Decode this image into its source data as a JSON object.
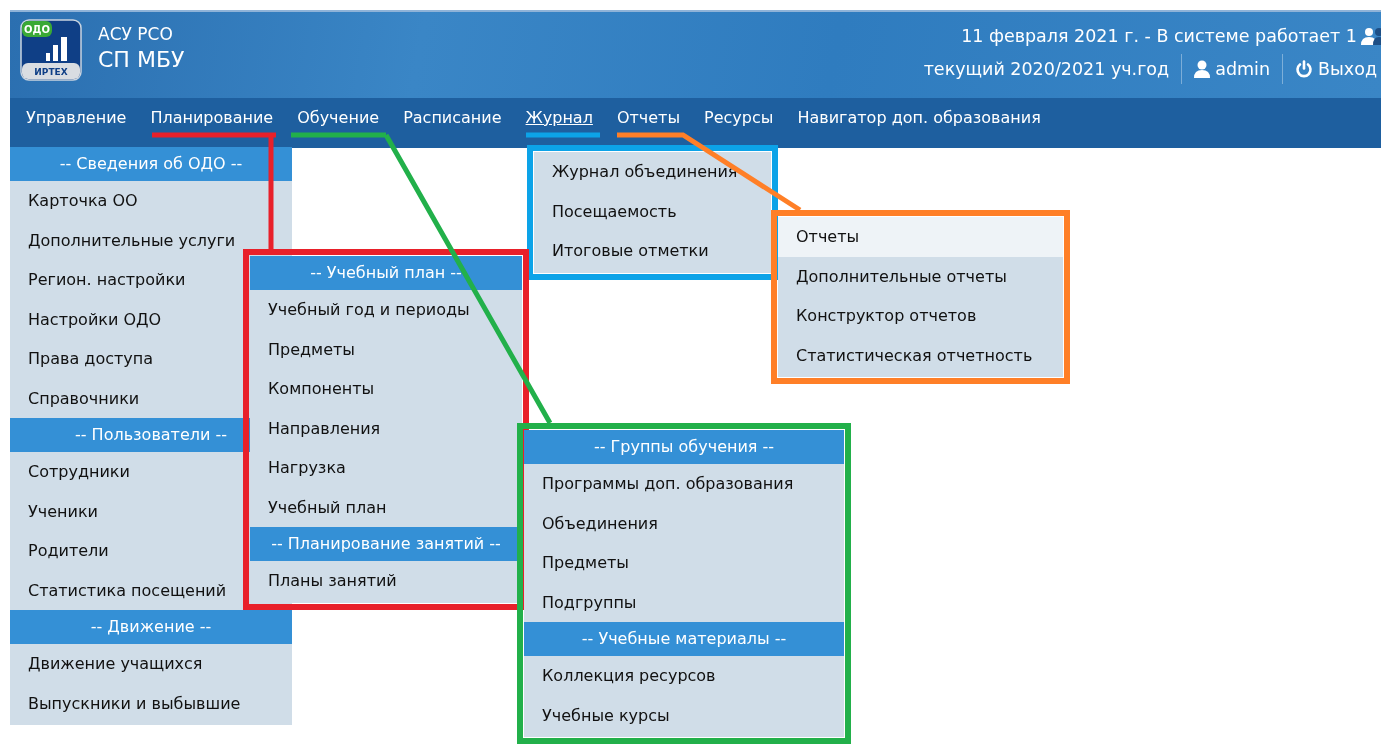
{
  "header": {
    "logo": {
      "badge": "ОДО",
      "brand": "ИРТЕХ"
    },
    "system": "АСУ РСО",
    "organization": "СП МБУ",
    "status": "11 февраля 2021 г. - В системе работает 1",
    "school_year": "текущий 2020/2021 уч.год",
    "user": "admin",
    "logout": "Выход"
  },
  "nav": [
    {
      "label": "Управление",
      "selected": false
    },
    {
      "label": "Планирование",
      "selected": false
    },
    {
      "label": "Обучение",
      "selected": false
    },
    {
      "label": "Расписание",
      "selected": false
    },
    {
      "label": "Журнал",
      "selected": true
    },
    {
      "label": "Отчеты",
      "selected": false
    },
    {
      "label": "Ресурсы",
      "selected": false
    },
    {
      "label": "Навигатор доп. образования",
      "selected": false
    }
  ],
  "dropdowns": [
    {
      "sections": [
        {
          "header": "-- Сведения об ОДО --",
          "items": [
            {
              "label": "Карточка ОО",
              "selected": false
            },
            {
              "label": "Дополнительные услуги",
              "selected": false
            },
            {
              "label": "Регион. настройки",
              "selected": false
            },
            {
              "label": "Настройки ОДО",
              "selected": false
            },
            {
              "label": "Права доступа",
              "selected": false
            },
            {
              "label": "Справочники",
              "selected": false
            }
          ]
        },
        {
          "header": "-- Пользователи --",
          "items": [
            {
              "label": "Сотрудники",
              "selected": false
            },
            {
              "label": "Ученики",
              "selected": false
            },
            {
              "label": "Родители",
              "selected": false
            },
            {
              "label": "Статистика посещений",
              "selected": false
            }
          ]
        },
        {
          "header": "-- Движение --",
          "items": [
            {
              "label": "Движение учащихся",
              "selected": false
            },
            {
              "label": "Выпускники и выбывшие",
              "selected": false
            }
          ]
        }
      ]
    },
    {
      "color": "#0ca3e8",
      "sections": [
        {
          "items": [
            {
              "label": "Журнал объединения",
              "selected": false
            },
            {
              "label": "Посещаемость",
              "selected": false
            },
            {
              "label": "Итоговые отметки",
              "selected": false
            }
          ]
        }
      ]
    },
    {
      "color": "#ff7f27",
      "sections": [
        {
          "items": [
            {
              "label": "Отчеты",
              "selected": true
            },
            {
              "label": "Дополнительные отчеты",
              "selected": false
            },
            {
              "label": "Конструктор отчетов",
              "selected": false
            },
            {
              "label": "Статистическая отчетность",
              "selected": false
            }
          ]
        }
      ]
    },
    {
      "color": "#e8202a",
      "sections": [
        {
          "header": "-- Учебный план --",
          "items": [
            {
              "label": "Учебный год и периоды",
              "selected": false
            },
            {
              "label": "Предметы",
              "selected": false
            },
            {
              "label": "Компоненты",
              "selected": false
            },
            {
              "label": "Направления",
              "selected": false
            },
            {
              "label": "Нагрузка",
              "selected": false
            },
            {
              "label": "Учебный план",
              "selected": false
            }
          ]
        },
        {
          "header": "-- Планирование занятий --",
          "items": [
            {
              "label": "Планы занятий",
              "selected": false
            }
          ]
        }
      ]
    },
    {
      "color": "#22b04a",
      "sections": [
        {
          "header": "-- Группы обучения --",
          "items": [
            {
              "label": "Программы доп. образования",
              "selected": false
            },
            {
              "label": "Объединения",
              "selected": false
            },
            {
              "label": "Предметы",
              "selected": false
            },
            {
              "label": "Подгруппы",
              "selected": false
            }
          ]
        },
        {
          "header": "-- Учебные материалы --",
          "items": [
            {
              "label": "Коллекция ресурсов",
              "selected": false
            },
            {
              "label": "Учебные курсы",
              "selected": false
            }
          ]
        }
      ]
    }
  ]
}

Aim of the exercise: Look through the listing and extract every line with "Учебные" in it.

Response:
          "header": "-- Учебные материалы --",
              "label": "Учебные курсы",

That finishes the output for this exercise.